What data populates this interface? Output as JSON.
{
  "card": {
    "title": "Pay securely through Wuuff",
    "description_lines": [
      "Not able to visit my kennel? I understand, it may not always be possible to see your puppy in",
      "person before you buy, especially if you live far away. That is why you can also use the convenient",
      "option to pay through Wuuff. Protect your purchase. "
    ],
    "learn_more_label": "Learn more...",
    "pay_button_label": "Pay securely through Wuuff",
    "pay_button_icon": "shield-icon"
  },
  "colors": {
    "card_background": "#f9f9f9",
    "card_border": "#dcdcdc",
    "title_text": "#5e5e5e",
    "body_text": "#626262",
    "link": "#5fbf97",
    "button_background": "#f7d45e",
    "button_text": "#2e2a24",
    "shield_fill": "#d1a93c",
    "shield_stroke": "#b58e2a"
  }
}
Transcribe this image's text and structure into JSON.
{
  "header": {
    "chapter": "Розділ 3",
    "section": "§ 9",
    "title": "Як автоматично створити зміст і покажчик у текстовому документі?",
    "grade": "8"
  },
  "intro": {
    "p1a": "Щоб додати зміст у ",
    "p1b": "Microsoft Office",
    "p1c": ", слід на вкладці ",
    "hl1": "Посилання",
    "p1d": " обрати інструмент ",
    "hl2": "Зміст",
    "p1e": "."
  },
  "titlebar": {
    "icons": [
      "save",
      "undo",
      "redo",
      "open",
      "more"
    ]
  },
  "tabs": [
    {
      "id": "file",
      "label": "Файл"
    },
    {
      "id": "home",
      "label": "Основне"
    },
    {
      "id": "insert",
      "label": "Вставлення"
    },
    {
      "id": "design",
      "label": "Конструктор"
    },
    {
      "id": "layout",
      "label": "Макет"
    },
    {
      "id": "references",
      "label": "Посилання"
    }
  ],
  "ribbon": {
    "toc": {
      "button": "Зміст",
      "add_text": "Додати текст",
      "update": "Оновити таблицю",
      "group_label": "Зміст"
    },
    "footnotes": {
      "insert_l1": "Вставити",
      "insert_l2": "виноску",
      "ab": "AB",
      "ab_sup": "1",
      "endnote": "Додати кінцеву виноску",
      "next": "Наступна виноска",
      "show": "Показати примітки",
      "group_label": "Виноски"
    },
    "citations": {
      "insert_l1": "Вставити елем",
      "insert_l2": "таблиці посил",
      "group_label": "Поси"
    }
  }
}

Short exercise >> Each line above that includes "this" should be shown.

Completed exercise >>
What data populates this interface? Output as JSON.
Transcribe this image's text and structure into JSON.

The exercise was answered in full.